> [Dataset extract]:
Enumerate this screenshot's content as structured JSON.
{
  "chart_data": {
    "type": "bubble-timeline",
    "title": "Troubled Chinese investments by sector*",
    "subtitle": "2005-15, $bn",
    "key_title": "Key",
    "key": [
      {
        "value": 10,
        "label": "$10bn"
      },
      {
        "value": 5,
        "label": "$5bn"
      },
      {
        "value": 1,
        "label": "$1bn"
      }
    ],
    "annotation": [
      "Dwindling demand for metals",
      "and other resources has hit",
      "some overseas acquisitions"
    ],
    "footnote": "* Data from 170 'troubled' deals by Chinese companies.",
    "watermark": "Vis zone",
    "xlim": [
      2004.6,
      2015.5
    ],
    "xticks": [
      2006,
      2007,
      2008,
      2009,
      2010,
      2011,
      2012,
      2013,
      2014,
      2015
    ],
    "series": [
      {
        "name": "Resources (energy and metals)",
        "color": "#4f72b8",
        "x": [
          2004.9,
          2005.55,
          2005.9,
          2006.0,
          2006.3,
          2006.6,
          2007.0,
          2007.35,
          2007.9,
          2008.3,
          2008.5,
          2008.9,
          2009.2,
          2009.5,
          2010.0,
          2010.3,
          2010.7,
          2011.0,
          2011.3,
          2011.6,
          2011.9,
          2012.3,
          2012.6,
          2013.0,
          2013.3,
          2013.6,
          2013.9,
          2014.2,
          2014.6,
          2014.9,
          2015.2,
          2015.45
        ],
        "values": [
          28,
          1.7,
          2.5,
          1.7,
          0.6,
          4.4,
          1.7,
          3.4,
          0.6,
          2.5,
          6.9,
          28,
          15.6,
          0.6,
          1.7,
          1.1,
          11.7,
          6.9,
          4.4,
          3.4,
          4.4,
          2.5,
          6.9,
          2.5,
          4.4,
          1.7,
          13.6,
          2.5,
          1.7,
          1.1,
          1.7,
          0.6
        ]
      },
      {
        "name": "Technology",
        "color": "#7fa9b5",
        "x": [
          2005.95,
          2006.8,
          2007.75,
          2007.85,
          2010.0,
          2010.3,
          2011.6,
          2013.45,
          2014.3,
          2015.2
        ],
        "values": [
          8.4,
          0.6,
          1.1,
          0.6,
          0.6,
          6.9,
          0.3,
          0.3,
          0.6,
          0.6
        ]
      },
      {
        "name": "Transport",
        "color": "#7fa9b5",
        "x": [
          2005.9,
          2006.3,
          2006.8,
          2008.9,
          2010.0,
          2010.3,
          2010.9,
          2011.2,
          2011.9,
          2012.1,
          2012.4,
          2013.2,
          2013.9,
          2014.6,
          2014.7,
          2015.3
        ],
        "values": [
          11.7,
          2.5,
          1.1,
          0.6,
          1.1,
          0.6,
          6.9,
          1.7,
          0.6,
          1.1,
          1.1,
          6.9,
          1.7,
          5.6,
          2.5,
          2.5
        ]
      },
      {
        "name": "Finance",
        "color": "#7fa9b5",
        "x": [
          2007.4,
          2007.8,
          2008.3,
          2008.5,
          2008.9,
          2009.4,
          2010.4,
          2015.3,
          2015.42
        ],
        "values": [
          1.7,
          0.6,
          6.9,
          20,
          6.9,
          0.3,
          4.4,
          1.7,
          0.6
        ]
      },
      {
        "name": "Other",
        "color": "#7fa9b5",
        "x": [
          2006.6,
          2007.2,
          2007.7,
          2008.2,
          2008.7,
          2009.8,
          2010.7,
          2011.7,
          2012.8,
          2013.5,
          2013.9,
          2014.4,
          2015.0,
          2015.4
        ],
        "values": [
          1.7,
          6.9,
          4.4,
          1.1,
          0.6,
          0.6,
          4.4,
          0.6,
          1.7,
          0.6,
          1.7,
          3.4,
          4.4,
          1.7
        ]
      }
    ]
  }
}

> [Exercise instructions]: Using the data above, output each line exactly.

> [Answer to the exercise]:
Enumerate this screenshot's content as structured JSON.
{
  "chart_data": {
    "type": "bubble-timeline",
    "title": "Troubled Chinese investments by sector*",
    "subtitle": "2005-15, $bn",
    "key_title": "Key",
    "key": [
      {
        "value": 10,
        "label": "$10bn"
      },
      {
        "value": 5,
        "label": "$5bn"
      },
      {
        "value": 1,
        "label": "$1bn"
      }
    ],
    "annotation": [
      "Dwindling demand for metals",
      "and other resources has hit",
      "some overseas acquisitions"
    ],
    "footnote": "* Data from 170 'troubled' deals by Chinese companies.",
    "watermark": "Vis zone",
    "xlim": [
      2004.6,
      2015.5
    ],
    "xticks": [
      2006,
      2007,
      2008,
      2009,
      2010,
      2011,
      2012,
      2013,
      2014,
      2015
    ],
    "series": [
      {
        "name": "Resources (energy and metals)",
        "color": "#4f72b8",
        "x": [
          2004.9,
          2005.55,
          2005.9,
          2006.0,
          2006.3,
          2006.6,
          2007.0,
          2007.35,
          2007.9,
          2008.3,
          2008.5,
          2008.9,
          2009.2,
          2009.5,
          2010.0,
          2010.3,
          2010.7,
          2011.0,
          2011.3,
          2011.6,
          2011.9,
          2012.3,
          2012.6,
          2013.0,
          2013.3,
          2013.6,
          2013.9,
          2014.2,
          2014.6,
          2014.9,
          2015.2,
          2015.45
        ],
        "values": [
          28,
          1.7,
          2.5,
          1.7,
          0.6,
          4.4,
          1.7,
          3.4,
          0.6,
          2.5,
          6.9,
          28,
          15.6,
          0.6,
          1.7,
          1.1,
          11.7,
          6.9,
          4.4,
          3.4,
          4.4,
          2.5,
          6.9,
          2.5,
          4.4,
          1.7,
          13.6,
          2.5,
          1.7,
          1.1,
          1.7,
          0.6
        ]
      },
      {
        "name": "Technology",
        "color": "#7fa9b5",
        "x": [
          2005.95,
          2006.8,
          2007.75,
          2007.85,
          2010.0,
          2010.3,
          2011.6,
          2013.45,
          2014.3,
          2015.2
        ],
        "values": [
          8.4,
          0.6,
          1.1,
          0.6,
          0.6,
          6.9,
          0.3,
          0.3,
          0.6,
          0.6
        ]
      },
      {
        "name": "Transport",
        "color": "#7fa9b5",
        "x": [
          2005.9,
          2006.3,
          2006.8,
          2008.9,
          2010.0,
          2010.3,
          2010.9,
          2011.2,
          2011.9,
          2012.1,
          2012.4,
          2013.2,
          2013.9,
          2014.6,
          2014.7,
          2015.3
        ],
        "values": [
          11.7,
          2.5,
          1.1,
          0.6,
          1.1,
          0.6,
          6.9,
          1.7,
          0.6,
          1.1,
          1.1,
          6.9,
          1.7,
          5.6,
          2.5,
          2.5
        ]
      },
      {
        "name": "Finance",
        "color": "#7fa9b5",
        "x": [
          2007.4,
          2007.8,
          2008.3,
          2008.5,
          2008.9,
          2009.4,
          2010.4,
          2015.3,
          2015.42
        ],
        "values": [
          1.7,
          0.6,
          6.9,
          20,
          6.9,
          0.3,
          4.4,
          1.7,
          0.6
        ]
      },
      {
        "name": "Other",
        "color": "#7fa9b5",
        "x": [
          2006.6,
          2007.2,
          2007.7,
          2008.2,
          2008.7,
          2009.8,
          2010.7,
          2011.7,
          2012.8,
          2013.5,
          2013.9,
          2014.4,
          2015.0,
          2015.4
        ],
        "values": [
          1.7,
          6.9,
          4.4,
          1.1,
          0.6,
          0.6,
          4.4,
          0.6,
          1.7,
          0.6,
          1.7,
          3.4,
          4.4,
          1.7
        ]
      }
    ]
  }
}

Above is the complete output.